▶ _Supplied material_:
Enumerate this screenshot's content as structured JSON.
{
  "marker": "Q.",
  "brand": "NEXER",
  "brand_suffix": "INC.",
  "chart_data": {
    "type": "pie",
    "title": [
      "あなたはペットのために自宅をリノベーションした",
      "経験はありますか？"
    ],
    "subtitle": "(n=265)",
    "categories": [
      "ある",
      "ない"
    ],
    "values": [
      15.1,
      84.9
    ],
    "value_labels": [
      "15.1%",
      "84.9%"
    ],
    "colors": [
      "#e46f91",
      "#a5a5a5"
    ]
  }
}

* * *

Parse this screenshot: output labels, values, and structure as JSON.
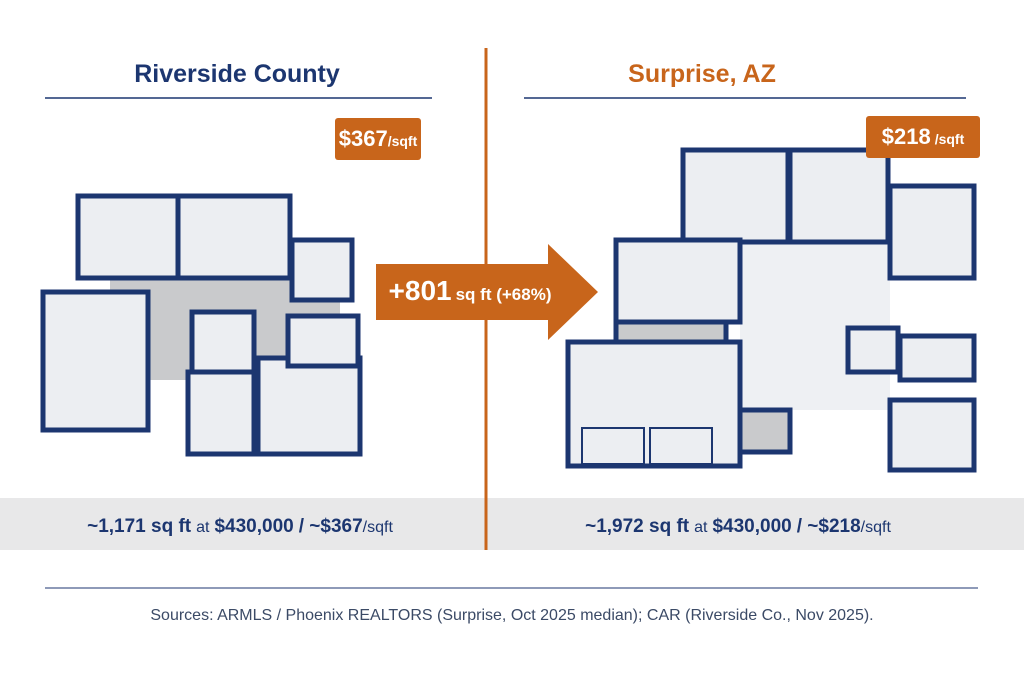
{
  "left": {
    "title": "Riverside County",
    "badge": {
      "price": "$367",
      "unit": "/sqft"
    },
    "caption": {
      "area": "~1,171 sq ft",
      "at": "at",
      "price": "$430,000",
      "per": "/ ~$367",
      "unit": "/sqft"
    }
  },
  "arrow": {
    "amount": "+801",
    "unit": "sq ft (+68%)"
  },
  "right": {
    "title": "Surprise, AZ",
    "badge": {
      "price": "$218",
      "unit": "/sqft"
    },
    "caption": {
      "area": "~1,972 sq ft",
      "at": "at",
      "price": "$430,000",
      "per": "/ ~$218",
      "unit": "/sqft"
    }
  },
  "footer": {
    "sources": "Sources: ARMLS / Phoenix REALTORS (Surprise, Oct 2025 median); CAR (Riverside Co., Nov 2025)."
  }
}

==

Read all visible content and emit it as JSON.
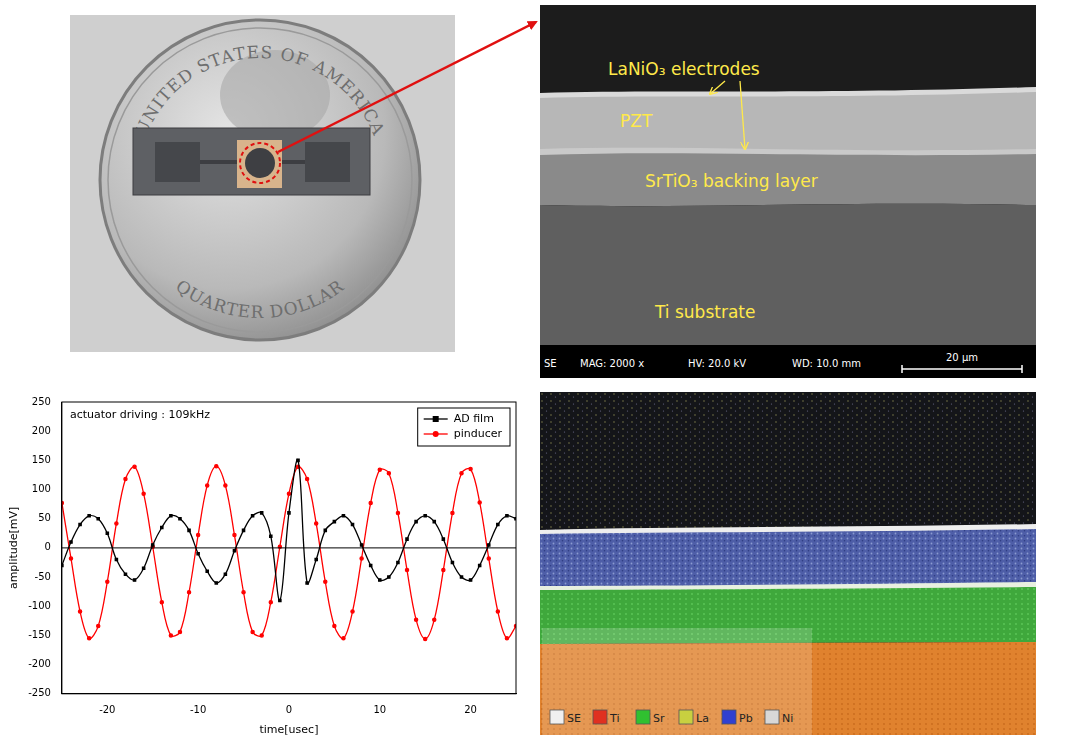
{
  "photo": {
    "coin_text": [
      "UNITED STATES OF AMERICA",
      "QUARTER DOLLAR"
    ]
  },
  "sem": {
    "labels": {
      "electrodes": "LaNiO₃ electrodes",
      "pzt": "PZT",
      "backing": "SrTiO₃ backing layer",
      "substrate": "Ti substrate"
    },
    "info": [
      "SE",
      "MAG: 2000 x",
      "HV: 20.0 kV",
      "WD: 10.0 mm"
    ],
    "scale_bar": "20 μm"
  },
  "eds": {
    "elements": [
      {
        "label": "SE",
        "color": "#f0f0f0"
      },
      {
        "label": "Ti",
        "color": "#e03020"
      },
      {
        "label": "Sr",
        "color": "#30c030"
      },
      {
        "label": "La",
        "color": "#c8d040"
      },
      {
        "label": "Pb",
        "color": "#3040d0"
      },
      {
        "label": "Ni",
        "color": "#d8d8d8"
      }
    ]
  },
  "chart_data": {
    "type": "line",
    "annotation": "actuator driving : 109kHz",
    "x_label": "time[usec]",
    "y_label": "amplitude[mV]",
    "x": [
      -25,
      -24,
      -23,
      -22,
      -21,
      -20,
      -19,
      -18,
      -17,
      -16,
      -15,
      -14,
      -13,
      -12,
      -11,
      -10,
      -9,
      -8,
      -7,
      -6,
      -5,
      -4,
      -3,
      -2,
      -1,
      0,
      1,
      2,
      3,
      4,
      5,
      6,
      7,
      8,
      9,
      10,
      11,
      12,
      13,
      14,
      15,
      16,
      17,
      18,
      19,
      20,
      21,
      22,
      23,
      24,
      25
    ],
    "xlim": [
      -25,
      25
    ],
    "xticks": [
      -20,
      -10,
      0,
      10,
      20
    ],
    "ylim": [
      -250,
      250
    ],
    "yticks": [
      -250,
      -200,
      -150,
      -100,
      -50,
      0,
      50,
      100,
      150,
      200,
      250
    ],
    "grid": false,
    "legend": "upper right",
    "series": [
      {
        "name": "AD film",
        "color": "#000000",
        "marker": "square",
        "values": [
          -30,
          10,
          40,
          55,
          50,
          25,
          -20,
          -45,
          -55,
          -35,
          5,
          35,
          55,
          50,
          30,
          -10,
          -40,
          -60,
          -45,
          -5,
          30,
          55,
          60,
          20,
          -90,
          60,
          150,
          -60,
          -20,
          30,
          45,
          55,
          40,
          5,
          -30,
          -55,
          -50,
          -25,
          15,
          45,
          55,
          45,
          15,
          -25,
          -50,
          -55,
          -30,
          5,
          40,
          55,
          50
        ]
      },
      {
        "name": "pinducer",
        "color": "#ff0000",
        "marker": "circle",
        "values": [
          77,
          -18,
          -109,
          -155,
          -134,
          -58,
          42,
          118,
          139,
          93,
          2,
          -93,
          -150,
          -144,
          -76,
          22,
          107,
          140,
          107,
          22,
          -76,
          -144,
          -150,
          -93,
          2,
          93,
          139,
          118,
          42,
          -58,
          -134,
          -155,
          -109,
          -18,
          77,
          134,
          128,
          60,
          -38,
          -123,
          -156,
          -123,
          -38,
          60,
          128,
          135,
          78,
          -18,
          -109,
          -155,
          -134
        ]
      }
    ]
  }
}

▶ _What you have to do_:
In the records above, collect each line with "price".

▶ _Result_:
      "price": "$367",
      "price": "$430,000",
      "price": "$218",
      "price": "$430,000",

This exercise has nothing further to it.